What you are asked to do — Quote word for word everything from the start of the entries down to and including the line that contains "series-2-point — [318, 1257, 329, 1267]".

╭─ Information provided

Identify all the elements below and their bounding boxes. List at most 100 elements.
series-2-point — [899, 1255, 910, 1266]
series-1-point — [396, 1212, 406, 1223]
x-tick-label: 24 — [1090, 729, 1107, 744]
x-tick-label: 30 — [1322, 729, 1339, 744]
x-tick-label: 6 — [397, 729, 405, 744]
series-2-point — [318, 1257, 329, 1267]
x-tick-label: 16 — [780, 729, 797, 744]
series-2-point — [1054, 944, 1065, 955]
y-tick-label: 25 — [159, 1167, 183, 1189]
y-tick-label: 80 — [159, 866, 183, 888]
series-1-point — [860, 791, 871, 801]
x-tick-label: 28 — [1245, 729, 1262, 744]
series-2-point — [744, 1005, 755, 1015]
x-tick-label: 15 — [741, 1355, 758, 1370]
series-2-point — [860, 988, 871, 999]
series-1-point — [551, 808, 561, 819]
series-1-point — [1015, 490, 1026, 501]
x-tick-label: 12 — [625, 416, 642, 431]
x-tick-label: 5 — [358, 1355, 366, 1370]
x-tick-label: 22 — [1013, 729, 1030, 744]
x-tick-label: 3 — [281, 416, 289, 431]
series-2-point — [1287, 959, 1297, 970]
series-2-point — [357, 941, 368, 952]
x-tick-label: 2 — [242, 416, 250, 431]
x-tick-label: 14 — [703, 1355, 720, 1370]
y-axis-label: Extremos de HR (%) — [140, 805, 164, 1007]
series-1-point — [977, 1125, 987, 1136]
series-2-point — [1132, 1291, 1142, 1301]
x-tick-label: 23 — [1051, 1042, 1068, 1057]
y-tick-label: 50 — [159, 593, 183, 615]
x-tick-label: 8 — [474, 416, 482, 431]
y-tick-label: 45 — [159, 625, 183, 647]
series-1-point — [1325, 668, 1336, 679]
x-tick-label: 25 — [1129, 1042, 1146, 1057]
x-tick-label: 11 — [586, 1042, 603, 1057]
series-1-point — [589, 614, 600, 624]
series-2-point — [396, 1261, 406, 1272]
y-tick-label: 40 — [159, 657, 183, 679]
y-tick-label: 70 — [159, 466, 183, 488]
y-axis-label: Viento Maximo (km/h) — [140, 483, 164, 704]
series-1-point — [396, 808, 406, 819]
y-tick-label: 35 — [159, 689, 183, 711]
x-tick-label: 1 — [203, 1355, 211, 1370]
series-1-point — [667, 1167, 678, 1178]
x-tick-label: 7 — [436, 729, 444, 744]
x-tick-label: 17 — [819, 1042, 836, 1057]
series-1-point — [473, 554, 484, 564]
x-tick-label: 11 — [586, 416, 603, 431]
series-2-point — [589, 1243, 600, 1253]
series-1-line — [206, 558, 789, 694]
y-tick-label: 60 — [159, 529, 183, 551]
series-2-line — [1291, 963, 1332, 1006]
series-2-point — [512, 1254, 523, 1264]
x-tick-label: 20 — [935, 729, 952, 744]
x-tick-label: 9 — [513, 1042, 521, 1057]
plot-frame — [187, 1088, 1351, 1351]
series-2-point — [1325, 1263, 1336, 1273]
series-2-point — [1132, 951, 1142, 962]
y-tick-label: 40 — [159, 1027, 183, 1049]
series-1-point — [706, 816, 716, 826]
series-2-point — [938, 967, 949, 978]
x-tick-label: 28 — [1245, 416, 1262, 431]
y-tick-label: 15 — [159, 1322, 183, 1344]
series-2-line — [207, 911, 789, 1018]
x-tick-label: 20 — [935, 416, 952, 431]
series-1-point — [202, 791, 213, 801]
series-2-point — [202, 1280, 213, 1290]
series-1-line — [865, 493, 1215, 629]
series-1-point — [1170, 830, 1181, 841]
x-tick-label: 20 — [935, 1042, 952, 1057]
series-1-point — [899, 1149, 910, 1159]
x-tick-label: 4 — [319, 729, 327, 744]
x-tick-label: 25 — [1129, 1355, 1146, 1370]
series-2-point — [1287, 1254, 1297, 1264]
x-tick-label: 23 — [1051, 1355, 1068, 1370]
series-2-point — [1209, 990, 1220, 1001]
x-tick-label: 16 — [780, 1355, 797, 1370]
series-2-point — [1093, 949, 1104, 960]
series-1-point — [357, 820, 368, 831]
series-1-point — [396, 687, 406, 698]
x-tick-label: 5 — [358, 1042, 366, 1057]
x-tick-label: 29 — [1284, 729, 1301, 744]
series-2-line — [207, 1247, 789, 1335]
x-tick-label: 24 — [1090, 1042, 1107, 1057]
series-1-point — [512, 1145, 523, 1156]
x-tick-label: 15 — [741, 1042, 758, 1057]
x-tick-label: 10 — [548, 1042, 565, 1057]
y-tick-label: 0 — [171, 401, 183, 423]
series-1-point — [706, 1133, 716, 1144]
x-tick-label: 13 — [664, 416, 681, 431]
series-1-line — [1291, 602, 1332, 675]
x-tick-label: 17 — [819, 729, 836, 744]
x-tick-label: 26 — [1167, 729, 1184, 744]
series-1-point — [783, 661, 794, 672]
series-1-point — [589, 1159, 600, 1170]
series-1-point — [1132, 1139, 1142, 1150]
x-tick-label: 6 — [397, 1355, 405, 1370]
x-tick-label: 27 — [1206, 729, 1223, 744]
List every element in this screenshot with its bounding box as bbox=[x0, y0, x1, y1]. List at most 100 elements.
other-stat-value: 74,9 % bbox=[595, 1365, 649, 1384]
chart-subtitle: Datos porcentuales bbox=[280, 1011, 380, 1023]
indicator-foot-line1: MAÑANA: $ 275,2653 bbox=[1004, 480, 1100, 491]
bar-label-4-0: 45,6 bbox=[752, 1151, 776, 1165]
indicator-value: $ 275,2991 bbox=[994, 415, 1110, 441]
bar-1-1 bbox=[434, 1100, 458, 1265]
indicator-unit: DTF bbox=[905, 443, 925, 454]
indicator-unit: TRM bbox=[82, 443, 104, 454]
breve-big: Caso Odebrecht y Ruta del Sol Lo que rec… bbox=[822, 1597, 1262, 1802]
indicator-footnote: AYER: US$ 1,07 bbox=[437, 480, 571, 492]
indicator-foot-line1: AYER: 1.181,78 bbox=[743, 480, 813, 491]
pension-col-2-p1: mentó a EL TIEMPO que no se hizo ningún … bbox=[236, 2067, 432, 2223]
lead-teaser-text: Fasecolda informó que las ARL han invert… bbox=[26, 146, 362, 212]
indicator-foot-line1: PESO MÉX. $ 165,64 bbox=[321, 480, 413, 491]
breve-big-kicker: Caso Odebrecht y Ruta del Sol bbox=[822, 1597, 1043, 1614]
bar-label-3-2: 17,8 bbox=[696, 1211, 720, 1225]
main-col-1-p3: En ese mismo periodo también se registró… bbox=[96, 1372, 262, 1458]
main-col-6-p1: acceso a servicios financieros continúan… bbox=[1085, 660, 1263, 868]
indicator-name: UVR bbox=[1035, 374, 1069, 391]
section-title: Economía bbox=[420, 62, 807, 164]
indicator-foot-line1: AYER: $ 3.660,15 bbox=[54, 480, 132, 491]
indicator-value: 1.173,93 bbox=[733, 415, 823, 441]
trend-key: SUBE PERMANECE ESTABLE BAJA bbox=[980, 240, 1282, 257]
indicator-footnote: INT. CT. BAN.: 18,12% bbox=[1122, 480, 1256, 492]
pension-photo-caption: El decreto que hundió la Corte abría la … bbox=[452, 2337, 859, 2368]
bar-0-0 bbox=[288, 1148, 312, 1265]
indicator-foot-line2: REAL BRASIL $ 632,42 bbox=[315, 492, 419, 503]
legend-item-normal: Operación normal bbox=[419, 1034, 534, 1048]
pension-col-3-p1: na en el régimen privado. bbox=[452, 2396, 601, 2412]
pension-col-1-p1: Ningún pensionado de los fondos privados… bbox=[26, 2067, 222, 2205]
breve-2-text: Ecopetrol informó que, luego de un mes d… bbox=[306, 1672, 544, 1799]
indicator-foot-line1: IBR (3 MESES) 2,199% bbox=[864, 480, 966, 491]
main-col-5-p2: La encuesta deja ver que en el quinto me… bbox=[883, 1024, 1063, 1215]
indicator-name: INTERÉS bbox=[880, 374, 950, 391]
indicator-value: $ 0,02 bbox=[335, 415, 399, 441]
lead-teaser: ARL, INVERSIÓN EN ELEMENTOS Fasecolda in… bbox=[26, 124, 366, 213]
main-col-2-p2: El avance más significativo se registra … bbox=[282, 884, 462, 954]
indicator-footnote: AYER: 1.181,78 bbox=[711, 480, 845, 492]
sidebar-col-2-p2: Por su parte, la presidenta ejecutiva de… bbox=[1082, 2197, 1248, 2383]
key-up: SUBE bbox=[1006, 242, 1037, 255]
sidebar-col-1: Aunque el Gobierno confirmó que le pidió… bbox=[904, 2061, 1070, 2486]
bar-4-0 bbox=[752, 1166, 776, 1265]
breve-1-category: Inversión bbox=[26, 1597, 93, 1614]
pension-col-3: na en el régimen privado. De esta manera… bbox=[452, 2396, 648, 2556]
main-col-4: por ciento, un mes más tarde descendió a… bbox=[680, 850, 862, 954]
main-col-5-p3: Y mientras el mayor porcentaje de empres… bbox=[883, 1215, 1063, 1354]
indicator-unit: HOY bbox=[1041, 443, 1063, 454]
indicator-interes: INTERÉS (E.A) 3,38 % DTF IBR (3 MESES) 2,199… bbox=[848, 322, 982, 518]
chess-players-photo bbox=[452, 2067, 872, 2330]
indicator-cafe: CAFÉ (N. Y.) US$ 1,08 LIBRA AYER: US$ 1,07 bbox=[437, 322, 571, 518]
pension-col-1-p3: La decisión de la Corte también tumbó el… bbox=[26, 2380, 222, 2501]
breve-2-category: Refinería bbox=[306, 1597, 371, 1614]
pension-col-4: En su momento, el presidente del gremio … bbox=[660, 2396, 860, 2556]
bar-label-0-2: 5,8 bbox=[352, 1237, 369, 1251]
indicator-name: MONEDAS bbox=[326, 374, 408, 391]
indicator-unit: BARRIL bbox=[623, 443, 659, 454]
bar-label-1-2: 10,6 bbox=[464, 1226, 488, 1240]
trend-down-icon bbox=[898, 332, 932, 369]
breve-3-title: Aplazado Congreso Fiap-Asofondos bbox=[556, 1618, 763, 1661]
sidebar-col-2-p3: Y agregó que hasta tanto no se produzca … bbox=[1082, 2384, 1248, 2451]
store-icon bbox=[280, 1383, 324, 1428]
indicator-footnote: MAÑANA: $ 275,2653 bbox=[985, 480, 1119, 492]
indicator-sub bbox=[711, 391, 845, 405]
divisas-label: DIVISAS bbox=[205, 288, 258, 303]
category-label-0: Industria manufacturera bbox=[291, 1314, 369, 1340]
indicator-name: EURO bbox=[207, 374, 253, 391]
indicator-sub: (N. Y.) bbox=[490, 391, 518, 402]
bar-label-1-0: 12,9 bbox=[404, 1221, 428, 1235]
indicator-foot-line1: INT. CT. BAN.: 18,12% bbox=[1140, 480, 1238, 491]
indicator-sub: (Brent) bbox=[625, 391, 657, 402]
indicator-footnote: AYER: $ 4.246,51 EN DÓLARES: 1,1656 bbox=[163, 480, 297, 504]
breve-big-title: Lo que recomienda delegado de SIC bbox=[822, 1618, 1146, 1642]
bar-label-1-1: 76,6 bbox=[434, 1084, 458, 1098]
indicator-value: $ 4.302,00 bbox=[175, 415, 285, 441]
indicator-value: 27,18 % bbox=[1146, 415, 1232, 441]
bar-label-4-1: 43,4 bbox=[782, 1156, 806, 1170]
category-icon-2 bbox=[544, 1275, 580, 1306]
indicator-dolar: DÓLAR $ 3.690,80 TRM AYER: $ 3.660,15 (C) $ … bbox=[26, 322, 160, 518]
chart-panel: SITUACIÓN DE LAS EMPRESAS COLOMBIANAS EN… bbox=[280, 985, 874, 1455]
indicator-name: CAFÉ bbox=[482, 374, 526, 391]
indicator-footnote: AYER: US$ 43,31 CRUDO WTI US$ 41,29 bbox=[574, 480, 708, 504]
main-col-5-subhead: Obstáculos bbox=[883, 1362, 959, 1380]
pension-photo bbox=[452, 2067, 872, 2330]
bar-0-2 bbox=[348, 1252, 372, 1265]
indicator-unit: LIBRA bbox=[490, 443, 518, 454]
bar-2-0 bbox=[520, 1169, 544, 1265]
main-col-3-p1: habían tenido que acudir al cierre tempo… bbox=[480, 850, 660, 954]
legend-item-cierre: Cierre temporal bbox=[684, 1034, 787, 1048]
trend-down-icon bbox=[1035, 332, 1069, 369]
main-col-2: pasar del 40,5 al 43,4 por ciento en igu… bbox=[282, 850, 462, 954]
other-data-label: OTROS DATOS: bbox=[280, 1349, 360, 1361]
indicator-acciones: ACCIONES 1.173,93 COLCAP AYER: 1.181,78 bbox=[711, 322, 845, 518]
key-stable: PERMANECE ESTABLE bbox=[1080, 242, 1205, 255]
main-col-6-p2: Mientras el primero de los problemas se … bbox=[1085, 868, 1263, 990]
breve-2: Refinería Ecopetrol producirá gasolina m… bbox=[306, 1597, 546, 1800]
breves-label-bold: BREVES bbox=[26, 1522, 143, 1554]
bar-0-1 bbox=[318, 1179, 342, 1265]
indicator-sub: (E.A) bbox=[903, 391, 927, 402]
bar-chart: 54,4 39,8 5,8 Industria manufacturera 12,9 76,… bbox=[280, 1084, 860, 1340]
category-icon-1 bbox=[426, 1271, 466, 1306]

╰─

Answer below —
Identify all the elements below and their bounding boxes. List at most 100 elements.
series-2-point — [899, 1255, 910, 1266]
series-1-point — [396, 1212, 406, 1223]
x-tick-label: 24 — [1090, 729, 1107, 744]
x-tick-label: 30 — [1322, 729, 1339, 744]
x-tick-label: 6 — [397, 729, 405, 744]
series-2-point — [318, 1257, 329, 1267]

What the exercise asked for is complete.